◆ **Task details**: Collect all lines containing the word "thành" from the data.

◆ **Task input**:

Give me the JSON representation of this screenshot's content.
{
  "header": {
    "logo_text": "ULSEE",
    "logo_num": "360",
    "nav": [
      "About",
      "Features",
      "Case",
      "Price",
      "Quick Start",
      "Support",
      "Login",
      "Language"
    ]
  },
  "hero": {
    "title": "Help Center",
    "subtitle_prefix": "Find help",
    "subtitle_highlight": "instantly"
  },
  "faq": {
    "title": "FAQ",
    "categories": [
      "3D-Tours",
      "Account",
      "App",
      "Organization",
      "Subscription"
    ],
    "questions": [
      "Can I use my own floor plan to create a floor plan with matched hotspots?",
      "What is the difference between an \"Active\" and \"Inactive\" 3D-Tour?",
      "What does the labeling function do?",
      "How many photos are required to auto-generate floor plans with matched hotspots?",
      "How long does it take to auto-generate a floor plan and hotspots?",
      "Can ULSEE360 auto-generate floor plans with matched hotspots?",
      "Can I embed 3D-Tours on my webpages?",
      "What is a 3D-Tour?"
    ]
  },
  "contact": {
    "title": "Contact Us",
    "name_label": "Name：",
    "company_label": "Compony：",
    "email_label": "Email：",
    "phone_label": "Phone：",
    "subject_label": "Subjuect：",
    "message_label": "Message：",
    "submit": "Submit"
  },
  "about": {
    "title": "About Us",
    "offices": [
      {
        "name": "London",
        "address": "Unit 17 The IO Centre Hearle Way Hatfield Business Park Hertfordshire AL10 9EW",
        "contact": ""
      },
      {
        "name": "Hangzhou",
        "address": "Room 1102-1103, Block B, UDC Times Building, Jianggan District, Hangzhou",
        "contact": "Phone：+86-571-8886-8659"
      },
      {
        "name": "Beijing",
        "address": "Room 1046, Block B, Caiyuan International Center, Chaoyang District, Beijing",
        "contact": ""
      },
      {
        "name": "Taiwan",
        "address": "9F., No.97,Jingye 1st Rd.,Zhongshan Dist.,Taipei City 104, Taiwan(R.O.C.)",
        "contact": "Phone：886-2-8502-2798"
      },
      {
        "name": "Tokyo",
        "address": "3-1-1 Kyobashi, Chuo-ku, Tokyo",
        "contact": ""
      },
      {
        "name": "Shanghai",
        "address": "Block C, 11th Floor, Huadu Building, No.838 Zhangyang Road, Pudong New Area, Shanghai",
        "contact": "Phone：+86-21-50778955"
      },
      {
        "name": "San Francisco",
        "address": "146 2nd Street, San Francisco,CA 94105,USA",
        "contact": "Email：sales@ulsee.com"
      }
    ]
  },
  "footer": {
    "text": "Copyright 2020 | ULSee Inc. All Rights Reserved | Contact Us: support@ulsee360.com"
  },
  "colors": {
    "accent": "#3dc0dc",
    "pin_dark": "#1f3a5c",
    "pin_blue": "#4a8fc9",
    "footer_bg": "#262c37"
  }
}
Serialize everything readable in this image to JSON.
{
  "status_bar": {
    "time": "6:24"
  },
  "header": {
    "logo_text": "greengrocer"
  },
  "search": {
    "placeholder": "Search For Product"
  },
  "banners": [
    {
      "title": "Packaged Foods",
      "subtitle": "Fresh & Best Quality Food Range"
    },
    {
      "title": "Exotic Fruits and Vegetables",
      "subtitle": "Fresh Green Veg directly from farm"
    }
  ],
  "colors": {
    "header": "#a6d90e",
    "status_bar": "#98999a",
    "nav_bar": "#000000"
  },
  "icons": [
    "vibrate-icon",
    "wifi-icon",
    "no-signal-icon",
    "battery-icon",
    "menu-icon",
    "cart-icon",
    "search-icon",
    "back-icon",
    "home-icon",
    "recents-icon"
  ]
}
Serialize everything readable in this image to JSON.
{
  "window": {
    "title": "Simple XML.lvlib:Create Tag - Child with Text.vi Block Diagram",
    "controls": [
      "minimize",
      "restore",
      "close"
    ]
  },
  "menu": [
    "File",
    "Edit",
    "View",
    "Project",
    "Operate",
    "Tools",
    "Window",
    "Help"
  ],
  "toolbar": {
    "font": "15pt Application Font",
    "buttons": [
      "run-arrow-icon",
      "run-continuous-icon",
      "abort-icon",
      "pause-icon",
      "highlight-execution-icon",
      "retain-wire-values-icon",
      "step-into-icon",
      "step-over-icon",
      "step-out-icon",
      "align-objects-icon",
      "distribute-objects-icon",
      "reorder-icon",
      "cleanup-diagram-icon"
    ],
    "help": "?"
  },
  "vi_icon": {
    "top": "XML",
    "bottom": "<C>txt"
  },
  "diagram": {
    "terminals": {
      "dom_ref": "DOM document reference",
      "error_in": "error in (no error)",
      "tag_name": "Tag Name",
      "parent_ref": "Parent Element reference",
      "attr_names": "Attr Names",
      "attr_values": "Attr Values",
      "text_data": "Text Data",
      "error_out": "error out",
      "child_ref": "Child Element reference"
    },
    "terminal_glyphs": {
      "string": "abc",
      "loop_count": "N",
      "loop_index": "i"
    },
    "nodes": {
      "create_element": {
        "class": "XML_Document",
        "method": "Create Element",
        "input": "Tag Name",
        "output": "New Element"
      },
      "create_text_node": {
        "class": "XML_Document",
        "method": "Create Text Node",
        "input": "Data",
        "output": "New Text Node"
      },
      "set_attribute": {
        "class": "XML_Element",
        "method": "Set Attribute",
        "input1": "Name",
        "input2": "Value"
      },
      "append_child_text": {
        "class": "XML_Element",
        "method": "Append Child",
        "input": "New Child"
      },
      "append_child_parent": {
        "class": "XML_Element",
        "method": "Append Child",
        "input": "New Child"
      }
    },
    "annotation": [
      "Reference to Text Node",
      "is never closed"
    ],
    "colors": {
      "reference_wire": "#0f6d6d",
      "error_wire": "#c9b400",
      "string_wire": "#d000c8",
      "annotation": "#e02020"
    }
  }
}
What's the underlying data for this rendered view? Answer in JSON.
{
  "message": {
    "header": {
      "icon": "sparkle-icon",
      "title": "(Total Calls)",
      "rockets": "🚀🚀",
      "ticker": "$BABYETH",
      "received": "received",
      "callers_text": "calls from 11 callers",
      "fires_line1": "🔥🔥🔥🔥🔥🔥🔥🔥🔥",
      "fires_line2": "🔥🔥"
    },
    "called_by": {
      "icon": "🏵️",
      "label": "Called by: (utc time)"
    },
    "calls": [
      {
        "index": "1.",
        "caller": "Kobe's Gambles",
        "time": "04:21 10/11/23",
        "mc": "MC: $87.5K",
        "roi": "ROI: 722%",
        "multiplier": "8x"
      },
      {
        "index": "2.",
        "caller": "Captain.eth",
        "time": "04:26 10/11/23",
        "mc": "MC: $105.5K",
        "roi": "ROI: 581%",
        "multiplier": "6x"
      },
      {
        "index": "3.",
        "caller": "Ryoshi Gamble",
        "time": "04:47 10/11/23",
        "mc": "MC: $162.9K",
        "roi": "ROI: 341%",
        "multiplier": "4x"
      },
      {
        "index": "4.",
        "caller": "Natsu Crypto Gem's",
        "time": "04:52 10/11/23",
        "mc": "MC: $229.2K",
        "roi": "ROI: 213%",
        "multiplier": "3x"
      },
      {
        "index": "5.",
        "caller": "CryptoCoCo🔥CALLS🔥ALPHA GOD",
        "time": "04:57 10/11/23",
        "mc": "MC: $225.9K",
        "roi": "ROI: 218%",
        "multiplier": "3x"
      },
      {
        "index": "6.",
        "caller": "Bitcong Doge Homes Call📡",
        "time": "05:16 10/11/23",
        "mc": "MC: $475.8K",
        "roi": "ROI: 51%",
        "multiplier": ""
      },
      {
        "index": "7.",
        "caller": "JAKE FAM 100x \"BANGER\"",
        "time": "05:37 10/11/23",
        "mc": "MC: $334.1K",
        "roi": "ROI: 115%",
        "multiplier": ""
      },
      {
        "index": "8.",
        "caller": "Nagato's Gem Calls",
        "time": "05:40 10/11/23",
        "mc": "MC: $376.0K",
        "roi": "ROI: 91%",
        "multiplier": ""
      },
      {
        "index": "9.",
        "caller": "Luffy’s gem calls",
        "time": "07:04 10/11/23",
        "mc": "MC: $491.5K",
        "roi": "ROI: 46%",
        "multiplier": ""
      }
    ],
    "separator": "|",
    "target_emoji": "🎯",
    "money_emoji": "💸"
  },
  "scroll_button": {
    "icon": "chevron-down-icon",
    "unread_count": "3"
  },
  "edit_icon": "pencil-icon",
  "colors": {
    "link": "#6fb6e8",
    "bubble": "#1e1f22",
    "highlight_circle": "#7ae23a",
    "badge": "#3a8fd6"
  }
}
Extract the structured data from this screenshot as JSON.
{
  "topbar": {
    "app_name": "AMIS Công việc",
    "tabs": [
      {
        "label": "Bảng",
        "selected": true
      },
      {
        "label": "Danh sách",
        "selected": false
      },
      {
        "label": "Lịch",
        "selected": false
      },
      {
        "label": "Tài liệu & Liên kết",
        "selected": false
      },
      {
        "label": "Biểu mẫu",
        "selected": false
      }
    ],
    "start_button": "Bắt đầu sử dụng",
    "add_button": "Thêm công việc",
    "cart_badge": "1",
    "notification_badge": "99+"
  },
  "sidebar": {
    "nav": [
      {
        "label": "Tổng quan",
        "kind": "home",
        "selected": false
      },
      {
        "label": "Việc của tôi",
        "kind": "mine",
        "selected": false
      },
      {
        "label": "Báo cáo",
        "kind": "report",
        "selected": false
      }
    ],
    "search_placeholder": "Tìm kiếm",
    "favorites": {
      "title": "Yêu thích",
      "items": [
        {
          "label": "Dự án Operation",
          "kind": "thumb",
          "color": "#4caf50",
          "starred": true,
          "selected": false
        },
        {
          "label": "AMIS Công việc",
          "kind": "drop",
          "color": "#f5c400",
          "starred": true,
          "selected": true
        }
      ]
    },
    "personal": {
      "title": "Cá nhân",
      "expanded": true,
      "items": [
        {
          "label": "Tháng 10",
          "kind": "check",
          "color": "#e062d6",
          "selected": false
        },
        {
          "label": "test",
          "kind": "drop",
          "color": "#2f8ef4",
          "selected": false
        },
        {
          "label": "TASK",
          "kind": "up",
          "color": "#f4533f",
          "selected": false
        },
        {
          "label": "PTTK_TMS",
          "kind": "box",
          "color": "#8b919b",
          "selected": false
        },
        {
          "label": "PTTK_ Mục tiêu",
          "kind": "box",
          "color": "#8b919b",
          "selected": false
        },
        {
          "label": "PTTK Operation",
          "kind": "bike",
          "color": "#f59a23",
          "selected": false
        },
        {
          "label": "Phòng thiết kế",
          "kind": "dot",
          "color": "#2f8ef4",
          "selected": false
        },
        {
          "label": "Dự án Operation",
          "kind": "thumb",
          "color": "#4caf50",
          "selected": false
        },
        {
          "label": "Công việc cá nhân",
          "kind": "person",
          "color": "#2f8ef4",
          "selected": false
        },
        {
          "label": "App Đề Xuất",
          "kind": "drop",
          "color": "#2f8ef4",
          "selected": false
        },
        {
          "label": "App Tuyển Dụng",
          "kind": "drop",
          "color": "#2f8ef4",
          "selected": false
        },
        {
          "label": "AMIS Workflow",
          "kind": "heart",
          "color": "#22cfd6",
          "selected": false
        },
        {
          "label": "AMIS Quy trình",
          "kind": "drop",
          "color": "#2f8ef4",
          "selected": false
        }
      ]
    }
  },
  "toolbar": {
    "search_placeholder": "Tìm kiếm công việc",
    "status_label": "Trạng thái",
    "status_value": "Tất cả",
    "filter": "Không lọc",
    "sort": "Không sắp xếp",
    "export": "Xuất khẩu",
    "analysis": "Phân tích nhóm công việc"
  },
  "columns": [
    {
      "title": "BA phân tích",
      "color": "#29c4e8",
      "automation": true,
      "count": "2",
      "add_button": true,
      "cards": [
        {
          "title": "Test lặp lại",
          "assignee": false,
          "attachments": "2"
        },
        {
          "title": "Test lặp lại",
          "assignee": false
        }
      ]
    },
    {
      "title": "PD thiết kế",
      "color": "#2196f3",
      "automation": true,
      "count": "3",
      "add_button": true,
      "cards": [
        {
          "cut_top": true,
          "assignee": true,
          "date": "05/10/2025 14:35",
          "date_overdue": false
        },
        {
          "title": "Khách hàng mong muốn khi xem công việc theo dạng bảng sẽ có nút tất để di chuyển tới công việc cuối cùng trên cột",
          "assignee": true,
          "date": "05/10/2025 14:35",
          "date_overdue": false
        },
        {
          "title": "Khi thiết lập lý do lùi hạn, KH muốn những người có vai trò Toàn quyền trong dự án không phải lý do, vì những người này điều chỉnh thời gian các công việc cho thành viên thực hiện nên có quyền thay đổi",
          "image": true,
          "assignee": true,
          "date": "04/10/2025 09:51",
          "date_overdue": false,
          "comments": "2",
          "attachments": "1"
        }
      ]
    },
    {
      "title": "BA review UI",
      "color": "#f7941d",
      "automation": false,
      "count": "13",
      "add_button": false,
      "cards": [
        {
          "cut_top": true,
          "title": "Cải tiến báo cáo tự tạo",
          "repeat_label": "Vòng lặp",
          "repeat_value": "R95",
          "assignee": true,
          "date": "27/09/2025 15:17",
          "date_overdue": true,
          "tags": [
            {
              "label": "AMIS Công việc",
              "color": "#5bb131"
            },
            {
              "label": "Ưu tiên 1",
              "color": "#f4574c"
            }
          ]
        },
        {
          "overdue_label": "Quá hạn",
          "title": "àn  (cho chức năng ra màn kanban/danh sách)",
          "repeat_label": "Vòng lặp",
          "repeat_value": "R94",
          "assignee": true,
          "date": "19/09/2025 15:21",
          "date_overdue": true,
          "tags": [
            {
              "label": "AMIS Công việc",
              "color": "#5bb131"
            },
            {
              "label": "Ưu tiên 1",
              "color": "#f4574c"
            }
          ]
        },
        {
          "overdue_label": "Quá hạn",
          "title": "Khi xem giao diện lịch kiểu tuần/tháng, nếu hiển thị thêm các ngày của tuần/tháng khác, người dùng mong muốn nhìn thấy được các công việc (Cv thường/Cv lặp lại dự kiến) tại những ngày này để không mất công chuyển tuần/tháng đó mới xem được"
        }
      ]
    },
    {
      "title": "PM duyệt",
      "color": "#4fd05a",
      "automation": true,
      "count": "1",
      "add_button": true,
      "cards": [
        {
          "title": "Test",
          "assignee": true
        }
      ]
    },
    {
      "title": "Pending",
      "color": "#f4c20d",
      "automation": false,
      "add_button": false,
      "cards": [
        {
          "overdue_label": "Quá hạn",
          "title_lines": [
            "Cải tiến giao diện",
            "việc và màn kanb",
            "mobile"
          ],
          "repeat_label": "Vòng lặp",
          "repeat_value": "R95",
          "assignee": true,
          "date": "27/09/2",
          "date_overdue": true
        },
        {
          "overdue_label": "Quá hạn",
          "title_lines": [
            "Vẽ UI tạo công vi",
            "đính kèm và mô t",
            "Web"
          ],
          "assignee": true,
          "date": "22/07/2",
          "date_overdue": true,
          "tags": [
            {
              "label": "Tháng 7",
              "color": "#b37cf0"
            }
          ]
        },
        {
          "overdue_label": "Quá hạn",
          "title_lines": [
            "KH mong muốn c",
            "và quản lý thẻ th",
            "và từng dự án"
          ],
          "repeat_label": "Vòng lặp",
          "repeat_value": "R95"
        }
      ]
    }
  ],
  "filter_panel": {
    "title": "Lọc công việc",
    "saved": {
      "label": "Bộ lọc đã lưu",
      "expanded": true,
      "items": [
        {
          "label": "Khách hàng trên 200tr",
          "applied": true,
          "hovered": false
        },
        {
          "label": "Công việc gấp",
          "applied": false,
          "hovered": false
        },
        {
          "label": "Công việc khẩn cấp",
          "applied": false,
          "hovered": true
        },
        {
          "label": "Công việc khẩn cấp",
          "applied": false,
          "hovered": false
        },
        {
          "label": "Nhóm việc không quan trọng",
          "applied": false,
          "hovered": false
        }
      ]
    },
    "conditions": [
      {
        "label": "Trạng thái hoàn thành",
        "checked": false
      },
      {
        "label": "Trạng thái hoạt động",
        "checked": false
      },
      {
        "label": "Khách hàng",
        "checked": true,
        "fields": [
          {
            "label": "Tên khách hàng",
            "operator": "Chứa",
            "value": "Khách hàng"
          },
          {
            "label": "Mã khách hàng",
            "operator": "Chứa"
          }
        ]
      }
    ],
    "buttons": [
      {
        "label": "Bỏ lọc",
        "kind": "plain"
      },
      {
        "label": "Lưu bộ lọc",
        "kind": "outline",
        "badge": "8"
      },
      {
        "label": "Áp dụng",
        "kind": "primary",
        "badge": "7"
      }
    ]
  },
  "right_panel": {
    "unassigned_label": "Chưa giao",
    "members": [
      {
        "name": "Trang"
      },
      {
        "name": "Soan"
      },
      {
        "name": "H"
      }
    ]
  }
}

◆ **Written solution**:
          "title": "Khi thiết lập lý do lùi hạn, KH muốn những người có vai trò Toàn quyền trong dự án không phải lý do, vì những người này điều chỉnh thời gian các công việc cho thành viên thực hiện nên có quyền thay đổi",
        "label": "Trạng thái hoàn thành",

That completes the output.